--- begin Document extract ---

Modelling the limits of peripheral vision

My latest publication about the limits of peripheral vision is now fully referenced and available. The journal has given me permission to host a PDF version for folks to download for a period of time, so get it while it’s hot! (Be sure also to download the Supplemental Info!) The aim of this blog post is to describe the main points of the paper.

Preamble

Although we experience a highly detailed visual world, only a small portion of our vision – central vision – is high resolution. In the visual periphery, objects appear a bit blurry, and worse, they are prone to visual crowding. Visual crowding refers to the inability to recognise an object when other objects surround it. I’ve written about crowding before, here and here, but for simplicity, check out the picture below. When fixating the central spot, the letter A on the left should be easily visible, whereas the same letter on the right is almost impossible to identify. (This demo was inspired by a similar one in a great review by Pelli and Tillman1.)

crowding demonstration

The obvious difference between the two sides of the above figure is that there are extra distracting lines on the right. These lines interfere with your ability to recognise the A. This is crowding. It happens with all kinds of objects, and happens throughout the entire visual field. At any given moment, there are probably many objects in your vision that are crowded beyond recognition. Right now, the speed at which you read this text is determined by your level of crowding2. We tend not to be aware of such limited recognition, however, because we can effortlessly make eye movements to use our high-resolution central vision to break crowding.

Our contribution

In my paper, we discuss why crowding occurs. We describe a new method for measuring crowding, and we provide a computational model that simulates specific neural processes that may cause crowding.

Our new method involves using a certain method of reporting the appearance of a stimulus in peripheral vision. Studies of crowding typically involve showing an observer a target, such as a letter, and then asking the observer to report the target identity. In these experiments, the observer’s response can only be correct or incorrect. However, we know even from introspection when viewing demonstrations like the figure above, that when an object is crowded, we can still see something. In fact, being able to see something but not being able to correctly identify it is a defining feature of crowding3. It may be informative, therefore, to quantify crowded perception in more ways than as simply correct or incorrect. We thus used a measure that allowed us to describe crowded perception as a loss of perception along a continuum.

The task

We used a target stimulus like the one on the left below, known as a Landolt C. An observer saw this target in peripheral vision. Importantly, from trial to trial, it was rotated randomly, so that the gap section was orientated toward any direction. We then presented the observer with a second Landolt C, this time in their central vision, that they could rotate by pressing buttons. They had to rotate the central C so that it matched the target orientation as closely as possible. On each trial, therefore, the observer’s response was not classed as wrong or right, but instead we found their perceptual error – the difference in rotation between the actual target and the observer’s report.

Landolt floating gaps

This method can be particularly useful for modelling, because over dozens of trials, the observer’s errors conform very nicely to known mathematical functions. People with typical vision are generally pretty good at this – their errors cluster nicely around the actual target orientation. A recent study has related these sorts of perceptual errors to the noisy encoding of the stimulus in primary visual cortex4, the first cortical sight of visual processing (though in that study stimuli were presented at fixation, not in the periphery).

We can quantify crowding by seeing how these patterns of data – and their corresponding mathematical functions – are affected in the case of a crowded target, like that shown on the right of the figure above. In this example, the target is surrounded by a larger ring with a gap in it. When fixating on the blue spot, you may be able to discern that there is a gap in each ring, but the exact position of the gaps may appear “fuzzy”. You may even experience the impression that gaps are sort of joined in some strange way, and that their orientations are very difficult to identify precisely. At the very least, it’s unlikely the target gap will appear as clearly as it does on the left of the figure, despite the physical properties of the targets being the same.

--- end Document extract ---

Exercise objective: Carry on the post about crowding in peripheral vision, picking up right after its final sentence.

--- begin Information supplied ---

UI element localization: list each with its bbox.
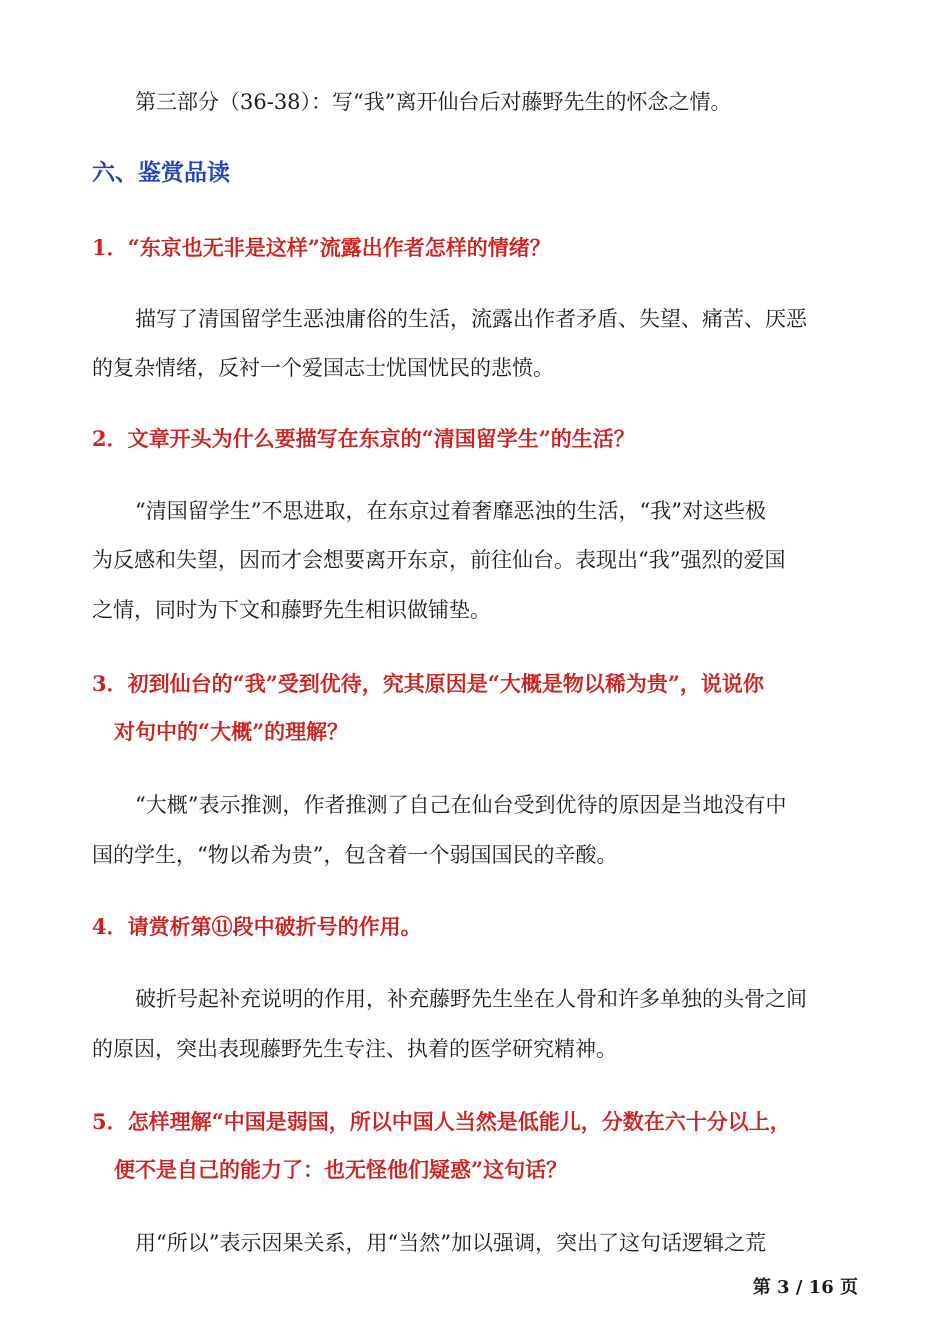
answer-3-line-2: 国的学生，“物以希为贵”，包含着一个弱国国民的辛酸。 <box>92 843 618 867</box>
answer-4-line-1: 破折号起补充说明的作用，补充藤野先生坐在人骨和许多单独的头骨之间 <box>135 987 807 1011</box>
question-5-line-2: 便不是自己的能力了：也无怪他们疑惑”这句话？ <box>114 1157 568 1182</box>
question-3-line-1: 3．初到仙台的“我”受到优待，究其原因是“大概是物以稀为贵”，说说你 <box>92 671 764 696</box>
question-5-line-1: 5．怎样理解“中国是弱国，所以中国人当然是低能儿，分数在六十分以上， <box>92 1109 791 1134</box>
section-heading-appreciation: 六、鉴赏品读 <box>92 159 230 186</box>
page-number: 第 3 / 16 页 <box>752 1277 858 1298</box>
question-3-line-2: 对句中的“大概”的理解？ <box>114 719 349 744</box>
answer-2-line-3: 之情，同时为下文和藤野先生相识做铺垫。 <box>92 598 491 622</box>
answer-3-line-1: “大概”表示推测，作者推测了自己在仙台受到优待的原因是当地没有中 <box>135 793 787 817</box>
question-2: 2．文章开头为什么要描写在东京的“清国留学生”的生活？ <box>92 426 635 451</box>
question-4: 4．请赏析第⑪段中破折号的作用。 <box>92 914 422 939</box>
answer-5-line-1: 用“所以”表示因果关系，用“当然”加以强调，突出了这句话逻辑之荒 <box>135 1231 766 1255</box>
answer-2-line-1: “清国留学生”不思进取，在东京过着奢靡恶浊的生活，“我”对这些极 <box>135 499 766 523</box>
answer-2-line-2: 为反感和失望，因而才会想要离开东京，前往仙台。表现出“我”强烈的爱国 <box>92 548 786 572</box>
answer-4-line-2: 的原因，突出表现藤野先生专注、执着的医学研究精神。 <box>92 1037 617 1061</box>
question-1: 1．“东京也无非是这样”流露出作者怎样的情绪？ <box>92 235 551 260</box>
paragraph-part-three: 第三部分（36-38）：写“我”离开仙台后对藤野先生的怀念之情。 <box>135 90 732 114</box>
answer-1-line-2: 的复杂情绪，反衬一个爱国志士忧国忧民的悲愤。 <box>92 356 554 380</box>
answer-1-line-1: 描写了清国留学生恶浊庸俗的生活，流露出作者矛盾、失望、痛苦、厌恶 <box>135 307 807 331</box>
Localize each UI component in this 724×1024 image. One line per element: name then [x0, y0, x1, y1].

--- end Information supplied ---
--- begin Information supplied ---

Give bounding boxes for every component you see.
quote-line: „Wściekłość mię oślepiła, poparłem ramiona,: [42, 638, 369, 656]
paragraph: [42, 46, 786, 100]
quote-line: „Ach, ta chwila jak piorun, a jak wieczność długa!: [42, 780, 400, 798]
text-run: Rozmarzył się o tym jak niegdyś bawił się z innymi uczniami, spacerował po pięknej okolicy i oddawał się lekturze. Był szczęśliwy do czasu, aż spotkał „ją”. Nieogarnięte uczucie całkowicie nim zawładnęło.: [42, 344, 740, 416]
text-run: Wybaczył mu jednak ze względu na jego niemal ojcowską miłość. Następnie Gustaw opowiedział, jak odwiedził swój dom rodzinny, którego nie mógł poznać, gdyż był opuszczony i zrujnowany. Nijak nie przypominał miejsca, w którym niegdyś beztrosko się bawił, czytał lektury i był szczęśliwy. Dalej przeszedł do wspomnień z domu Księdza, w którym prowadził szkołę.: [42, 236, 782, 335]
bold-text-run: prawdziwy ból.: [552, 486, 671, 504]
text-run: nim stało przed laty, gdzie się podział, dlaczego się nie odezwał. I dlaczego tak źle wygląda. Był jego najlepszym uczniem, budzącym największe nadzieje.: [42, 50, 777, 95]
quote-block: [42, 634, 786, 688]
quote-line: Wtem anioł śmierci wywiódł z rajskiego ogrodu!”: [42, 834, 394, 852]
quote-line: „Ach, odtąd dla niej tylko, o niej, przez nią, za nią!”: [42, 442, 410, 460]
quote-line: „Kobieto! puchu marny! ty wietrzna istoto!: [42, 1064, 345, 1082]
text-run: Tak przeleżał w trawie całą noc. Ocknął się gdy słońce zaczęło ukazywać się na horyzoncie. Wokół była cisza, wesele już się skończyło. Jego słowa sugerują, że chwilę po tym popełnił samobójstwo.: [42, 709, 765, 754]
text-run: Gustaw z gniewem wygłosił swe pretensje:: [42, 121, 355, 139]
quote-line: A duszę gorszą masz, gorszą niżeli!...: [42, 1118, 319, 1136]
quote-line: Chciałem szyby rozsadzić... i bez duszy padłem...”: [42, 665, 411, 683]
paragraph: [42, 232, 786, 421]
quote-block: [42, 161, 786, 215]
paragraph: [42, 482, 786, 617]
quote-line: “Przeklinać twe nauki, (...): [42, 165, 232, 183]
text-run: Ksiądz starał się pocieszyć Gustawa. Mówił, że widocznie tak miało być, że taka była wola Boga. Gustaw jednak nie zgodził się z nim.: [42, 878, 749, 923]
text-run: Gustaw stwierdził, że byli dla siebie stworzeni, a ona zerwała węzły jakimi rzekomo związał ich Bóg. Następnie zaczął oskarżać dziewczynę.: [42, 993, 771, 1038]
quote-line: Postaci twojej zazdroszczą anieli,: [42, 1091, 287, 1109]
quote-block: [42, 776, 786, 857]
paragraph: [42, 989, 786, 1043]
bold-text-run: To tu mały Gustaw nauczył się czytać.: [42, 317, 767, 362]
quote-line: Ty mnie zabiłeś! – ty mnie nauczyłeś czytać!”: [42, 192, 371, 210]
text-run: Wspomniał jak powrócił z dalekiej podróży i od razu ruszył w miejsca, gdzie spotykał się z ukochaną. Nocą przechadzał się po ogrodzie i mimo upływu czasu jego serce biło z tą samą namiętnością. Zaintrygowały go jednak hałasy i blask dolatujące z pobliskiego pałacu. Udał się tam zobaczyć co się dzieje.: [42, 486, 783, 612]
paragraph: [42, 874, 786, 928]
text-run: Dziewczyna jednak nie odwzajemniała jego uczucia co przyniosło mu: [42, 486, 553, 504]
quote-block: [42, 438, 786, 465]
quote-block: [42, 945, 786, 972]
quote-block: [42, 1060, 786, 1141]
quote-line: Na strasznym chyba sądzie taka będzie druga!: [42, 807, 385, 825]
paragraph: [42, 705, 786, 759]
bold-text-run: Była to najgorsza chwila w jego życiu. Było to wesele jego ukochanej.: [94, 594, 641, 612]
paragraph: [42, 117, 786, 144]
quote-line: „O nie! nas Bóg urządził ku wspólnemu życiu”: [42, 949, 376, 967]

--- end Information supplied ---

Response to the task:
Our human data

When we examined the errors that observers made, we noted that we could see in our data patterns that corresponded to separate, previously competing explanations of crowding. First, we found that, when the orientation of the target and distractor were similar, observers tended to report an orientation close to the average of the orientations. Such feature averaging has been reported widely5, and strongly supports the idea that the visual system simplifies perception in the periphery by finding higher-level statistical associations between objects6. Second, we found that, when the orientation of the target and distractor were dissimilar, observers reported either the target or distractor, and their reports in these cases were quite precise. These sorts of errors are known as confusions or substitutions7, because the observer can apparently see both gap elements of the stimulus, but they are apparently unsure about which gap belongs to which ring. You may be able to experience both of these during different periods of viewing the target stimuli above. Note that these effects disappear in our data when the distractor ring is large and very far away from the target, showing that these phenomena are linked to processes that depend on the spatial positions of items. (Note that there is nothing particularly new about these data – these patterns merely replicate the same effects that have already been widely reported across studies.)

The model

We next generated a computational model that simulates a basic visual process – the coding of orientation information. Because the human data in the uncrowded condition of our experiment conformed well to a mathematical function (a circular normal distribution), we simply asserted that there is some neural process that results in an output of data with the same probabilities as given by that function. That is, for any given uncrowded target, we make our model make the same sorts of errors humans make. We then make the model spatial, by asserting that it’ll respond most strongly to objects centred right on the target; the strength of the model response decreases gradually with the distance of an object from the centre of the target. In the figure below, I’ve tried to give an intuition for how the model works. On the left are three example stimuli, the target is coloured magenta and the distractors are coloured green and blue. The yellow lines can be thought of us our model trying to detect whether there is a gap section at any of those orientations.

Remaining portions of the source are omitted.